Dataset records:
■ ■ ■ ■ ■
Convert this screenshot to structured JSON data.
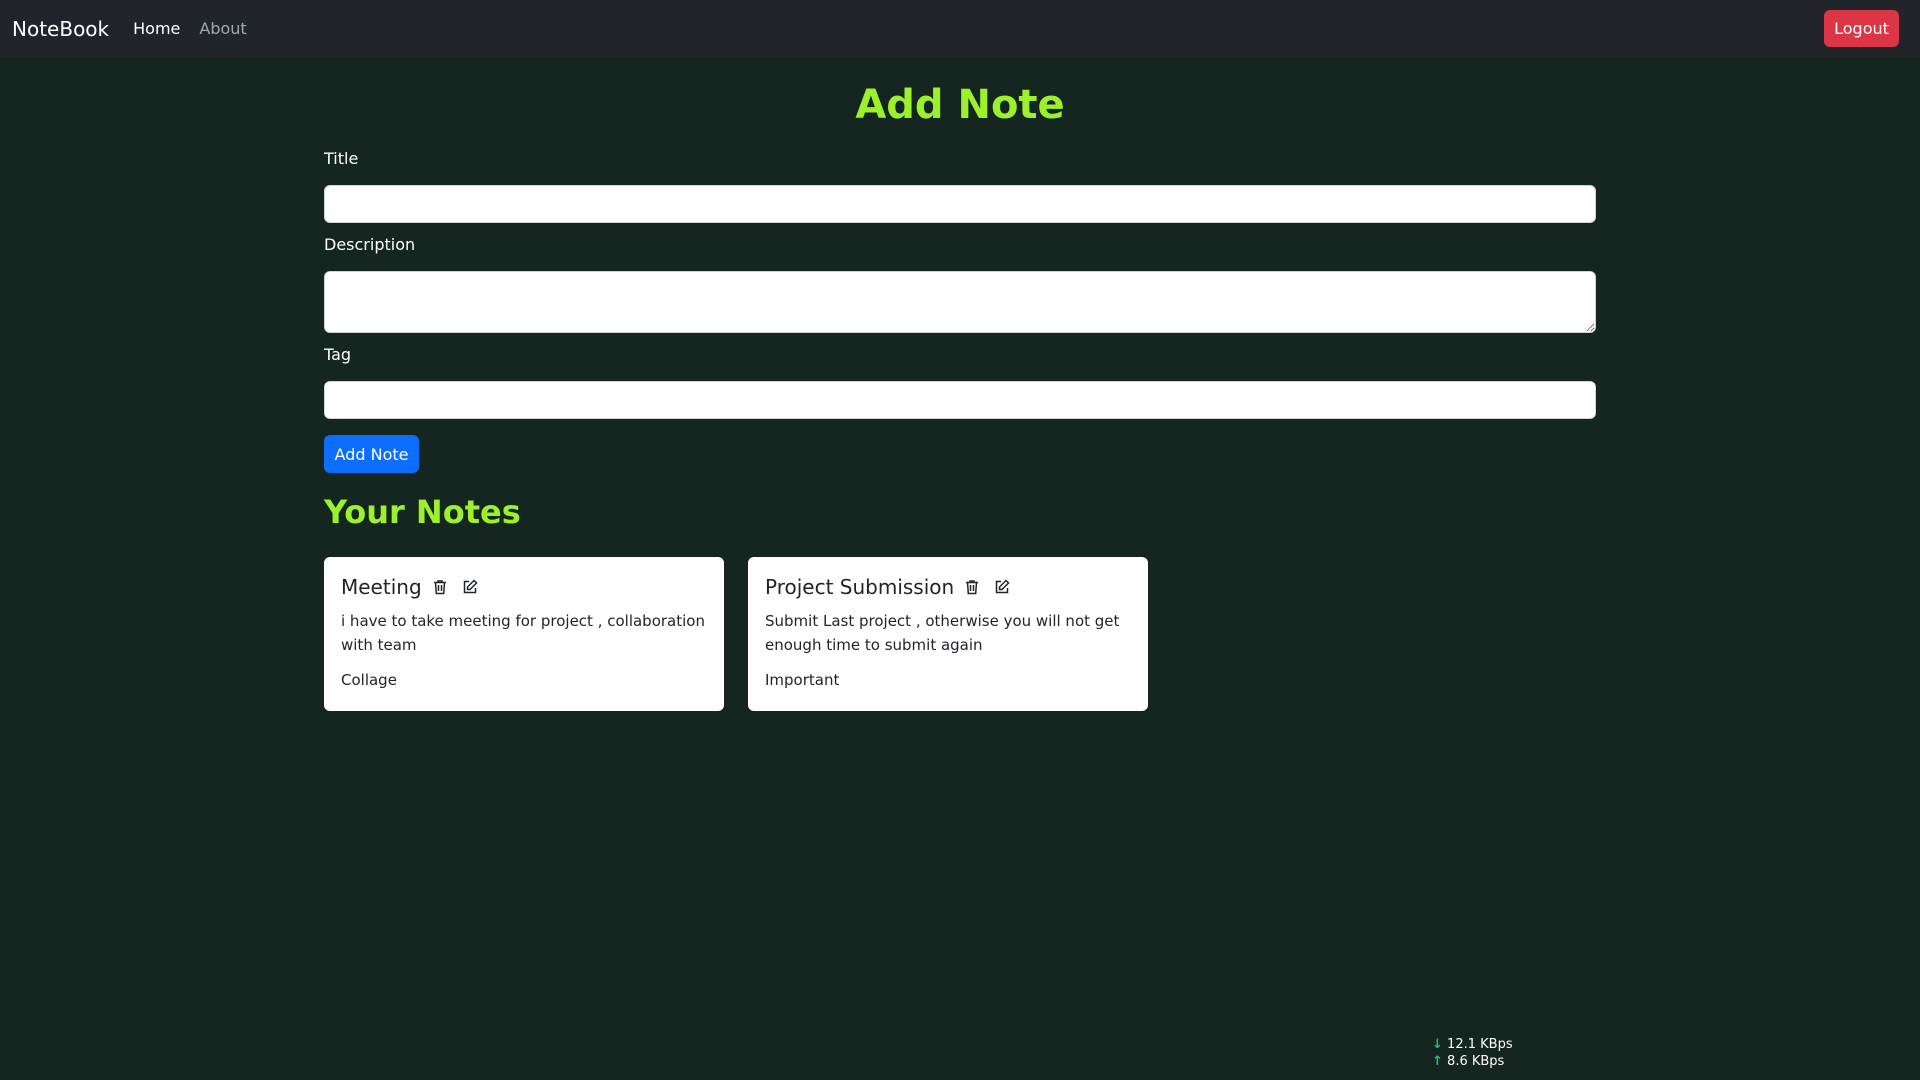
{
  "navbar": {
    "brand": "NoteBook",
    "links": [
      {
        "label": "Home"
      },
      {
        "label": "About"
      }
    ],
    "logout_label": "Logout"
  },
  "form": {
    "heading": "Add Note",
    "title_label": "Title",
    "title_value": "",
    "description_label": "Description",
    "description_value": "",
    "tag_label": "Tag",
    "tag_value": "",
    "submit_label": "Add Note"
  },
  "notes_section": {
    "heading": "Your Notes",
    "notes": [
      {
        "title": "Meeting",
        "description": "i have to take meeting for project , collaboration with team",
        "tag": "Collage"
      },
      {
        "title": "Project Submission",
        "description": "Submit Last project , otherwise you will not get enough time to submit again",
        "tag": "Important"
      }
    ]
  },
  "net_speed": {
    "download": "12.1 KBps",
    "upload": "8.6 KBps"
  },
  "icons": {
    "delete": "trash-icon",
    "edit": "edit-icon"
  },
  "colors": {
    "background": "#152620",
    "navbar": "#212529",
    "accent_green": "#9df02c",
    "primary_button": "#0d6efd",
    "danger_button": "#dc3545"
  }
}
■ ■ ■ ■ ■
• _What the task requires_: Output each line exactly; omit every picture.

• _Output_:
Convert this screenshot to structured JSON data.
{
  "navbar": {
    "brand": "NoteBook",
    "links": [
      {
        "label": "Home"
      },
      {
        "label": "About"
      }
    ],
    "logout_label": "Logout"
  },
  "form": {
    "heading": "Add Note",
    "title_label": "Title",
    "title_value": "",
    "description_label": "Description",
    "description_value": "",
    "tag_label": "Tag",
    "tag_value": "",
    "submit_label": "Add Note"
  },
  "notes_section": {
    "heading": "Your Notes",
    "notes": [
      {
        "title": "Meeting",
        "description": "i have to take meeting for project , collaboration with team",
        "tag": "Collage"
      },
      {
        "title": "Project Submission",
        "description": "Submit Last project , otherwise you will not get enough time to submit again",
        "tag": "Important"
      }
    ]
  },
  "net_speed": {
    "download": "12.1 KBps",
    "upload": "8.6 KBps"
  },
  "icons": {
    "delete": "trash-icon",
    "edit": "edit-icon"
  },
  "colors": {
    "background": "#152620",
    "navbar": "#212529",
    "accent_green": "#9df02c",
    "primary_button": "#0d6efd",
    "danger_button": "#dc3545"
  }
}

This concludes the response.